Exercise 1:
From the passage on writing the book, repeat the part that opens with the words containing "The circular economy –" and closes with "of the title.".
Exercise 2:
Using the passage on writing the book, decide whether each statement agrees with it. For each, answer yes or no and quote the deciding words.
(a) The contract for the book came from a small specialist publisher in Yorkshire.
(b) The authors wrote the chapters in the order in which they appear in the book.
(c) The authors planned to write one chapter each month.
Exercise 3:
The passage on writing the book names several chapters that had to co-evolve and be written with an awareness of one another. List each of them by number and title.

There are no chapters in the book with these titles.  But in most cases it was the names that disappeared rather than the topics, and we were still chopping and changing chapter titles as deadlines loomed.

It might seem odd, but the sample chapters we sent to publishers were these:

Nature – an issue

Eating meat  – a concept                     and

The circular economy – a strategy

And at this point we didn’t have a title.

We had a frustrating time with publishers which we’ll talk about later if you like.  Eventually, a contract emerged with Greenleaf – which was a small specialist publisher in Yorkshire.  And it was Greenleaf who came up with the idea of the title.

Our schedule was to write (and re-write) a chapter a week.  The positive word for this is “exhilarating”.  So we set about writing, and we wanted all the chapters to have both an environmental and a socio-economic focus because they are all about sustainability.  Although we never expected anyone to read the book from cover to cover, we wanted to mix things up, so that chapters with more of an environmental focus alternate, more or less, with ones that have more of a socio-economic theme.  And you will see this in the list of chapter titles on the hand out.  For example, the opening chapters in the Issues section are:

  1. Global warming and climate change
  2. Inequality
  3. Species loss
  4. Human population

We didn’t, of course, write the chapters in this order.  Rather, we began with the easy ones.  That is, the ones we were either most interested in, or thought that we knew most about – or both.  Although we had a list of chapters, we found that writing created not just new ideas for chapters but the need for new chapters.  Sometimes this was because you really did need 2000 words and not 1000.  For example, there are two chapters on population:

CH 4    is about Human population as an issue.  It deals with the numbers, and with inequalities across the planet.                      and

CH 41  is about strategies for feeding 10 billion people.  It starts in the 1820s with Thomas Malthus and, because he’s never really gone away, it ends with him as well – as we suggest that his ghost is waiting in the wings to say, “I told you so!”

Sometimes writing was even more complicated and chapters had to co-evolve.  For example, Chapters 3 on Species loss, 13 on Elephants, rhinos and donkeys, 26 on Charismatic megafauna, 49 on Protected areas, and 52 on Rewilding had to be written with an awareness of what the others were saying.  And sometimes new chapters forced themselves upon us.  Writing about Nature also meant writing about Gaia.  And writing separately about nature and the environment meant we had to write and re-write each of those chapters in line with what the other was trying to say.  Not for the first time we owe Stephen Gough’s ideas a debt of gratitude.  Writing about natural resources and living within limits meant we had to write about the Club of Rome and Limits to Growth, about the circular economy steady state economics, and about Kate Raworth’s doughnut model.

Information supplied:
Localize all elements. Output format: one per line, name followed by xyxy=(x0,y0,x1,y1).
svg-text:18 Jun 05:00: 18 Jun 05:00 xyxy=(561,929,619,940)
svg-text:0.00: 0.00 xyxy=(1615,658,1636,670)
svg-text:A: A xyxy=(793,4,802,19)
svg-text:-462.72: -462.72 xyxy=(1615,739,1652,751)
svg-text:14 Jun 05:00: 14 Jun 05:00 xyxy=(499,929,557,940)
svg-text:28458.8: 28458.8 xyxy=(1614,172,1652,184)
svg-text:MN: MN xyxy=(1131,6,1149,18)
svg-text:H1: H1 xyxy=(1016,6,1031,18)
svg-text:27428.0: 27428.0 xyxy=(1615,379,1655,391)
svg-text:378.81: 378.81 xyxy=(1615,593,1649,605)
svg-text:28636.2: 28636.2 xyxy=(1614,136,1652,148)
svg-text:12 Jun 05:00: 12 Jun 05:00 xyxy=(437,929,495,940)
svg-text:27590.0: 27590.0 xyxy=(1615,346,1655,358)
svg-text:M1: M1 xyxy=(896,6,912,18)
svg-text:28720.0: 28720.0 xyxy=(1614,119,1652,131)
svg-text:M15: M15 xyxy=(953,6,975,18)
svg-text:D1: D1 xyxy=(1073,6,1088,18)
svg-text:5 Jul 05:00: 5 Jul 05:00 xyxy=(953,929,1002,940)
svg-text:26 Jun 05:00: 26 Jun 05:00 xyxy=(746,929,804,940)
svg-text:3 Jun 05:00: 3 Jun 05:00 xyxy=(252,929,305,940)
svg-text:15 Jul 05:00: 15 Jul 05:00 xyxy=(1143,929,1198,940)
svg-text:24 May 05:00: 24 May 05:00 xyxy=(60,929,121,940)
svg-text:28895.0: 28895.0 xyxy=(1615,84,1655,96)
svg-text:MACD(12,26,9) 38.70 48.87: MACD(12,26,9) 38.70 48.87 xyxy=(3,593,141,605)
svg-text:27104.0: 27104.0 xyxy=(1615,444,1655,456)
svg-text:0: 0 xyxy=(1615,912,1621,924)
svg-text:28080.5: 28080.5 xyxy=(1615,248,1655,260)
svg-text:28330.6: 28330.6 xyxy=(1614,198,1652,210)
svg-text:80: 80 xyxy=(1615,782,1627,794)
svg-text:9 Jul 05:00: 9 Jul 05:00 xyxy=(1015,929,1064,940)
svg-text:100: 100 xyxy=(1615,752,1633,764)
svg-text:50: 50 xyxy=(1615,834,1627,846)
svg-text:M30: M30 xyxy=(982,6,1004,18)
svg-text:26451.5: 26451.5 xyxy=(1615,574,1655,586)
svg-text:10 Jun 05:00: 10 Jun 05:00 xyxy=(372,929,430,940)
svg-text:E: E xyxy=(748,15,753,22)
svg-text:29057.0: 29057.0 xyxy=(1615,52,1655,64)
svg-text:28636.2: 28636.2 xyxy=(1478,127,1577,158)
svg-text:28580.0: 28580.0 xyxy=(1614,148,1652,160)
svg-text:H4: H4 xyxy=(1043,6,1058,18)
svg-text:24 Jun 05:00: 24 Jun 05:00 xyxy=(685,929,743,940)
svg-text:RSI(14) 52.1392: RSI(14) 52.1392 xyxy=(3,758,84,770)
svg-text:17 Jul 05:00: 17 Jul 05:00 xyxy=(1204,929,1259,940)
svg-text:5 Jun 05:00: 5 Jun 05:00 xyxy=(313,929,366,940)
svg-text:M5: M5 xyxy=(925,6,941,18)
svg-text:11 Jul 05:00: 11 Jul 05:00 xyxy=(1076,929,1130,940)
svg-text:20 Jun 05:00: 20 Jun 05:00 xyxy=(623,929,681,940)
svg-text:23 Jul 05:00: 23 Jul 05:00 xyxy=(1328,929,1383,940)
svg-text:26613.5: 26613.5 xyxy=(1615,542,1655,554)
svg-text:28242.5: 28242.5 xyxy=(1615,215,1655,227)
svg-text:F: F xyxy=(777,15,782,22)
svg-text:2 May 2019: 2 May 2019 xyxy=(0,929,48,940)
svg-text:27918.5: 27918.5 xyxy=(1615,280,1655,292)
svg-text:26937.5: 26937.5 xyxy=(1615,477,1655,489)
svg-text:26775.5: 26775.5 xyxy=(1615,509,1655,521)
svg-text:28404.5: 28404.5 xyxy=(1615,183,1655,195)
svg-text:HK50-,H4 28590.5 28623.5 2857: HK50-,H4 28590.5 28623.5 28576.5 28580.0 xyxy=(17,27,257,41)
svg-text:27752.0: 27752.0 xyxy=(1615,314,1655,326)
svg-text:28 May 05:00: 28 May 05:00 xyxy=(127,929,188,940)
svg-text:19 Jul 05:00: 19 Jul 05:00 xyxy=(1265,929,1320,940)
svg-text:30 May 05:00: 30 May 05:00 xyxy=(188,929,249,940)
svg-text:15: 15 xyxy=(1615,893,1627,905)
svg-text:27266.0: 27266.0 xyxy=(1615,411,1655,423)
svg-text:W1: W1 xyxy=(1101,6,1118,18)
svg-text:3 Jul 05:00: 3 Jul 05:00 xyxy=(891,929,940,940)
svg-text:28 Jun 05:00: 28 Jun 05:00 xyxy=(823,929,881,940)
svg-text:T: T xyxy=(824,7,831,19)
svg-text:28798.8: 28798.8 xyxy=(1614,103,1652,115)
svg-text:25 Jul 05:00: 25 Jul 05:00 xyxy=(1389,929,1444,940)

Complete response 1:
The circular economy – a strategy

And at this point we didn’t have a title.

We had a frustrating time with publishers which we’ll talk about later if you like.  Eventually, a contract emerged with Greenleaf – which was a small specialist publisher in Yorkshire.  And it was Greenleaf who came up with the idea of the title.

Complete response 2:
(a) Yes: "Eventually, a contract emerged with Greenleaf – which was a small specialist publisher in Yorkshire."
(b) No: "We didn’t, of course, write the chapters in this order."
(c) No: "Our schedule was to write (and re-write) a chapter a week."

Complete response 3:
Chapter 3: Species loss
Chapter 13: Elephants, rhinos and donkeys
Chapter 26: Charismatic megafauna
Chapter 49: Protected areas
Chapter 52: Rewilding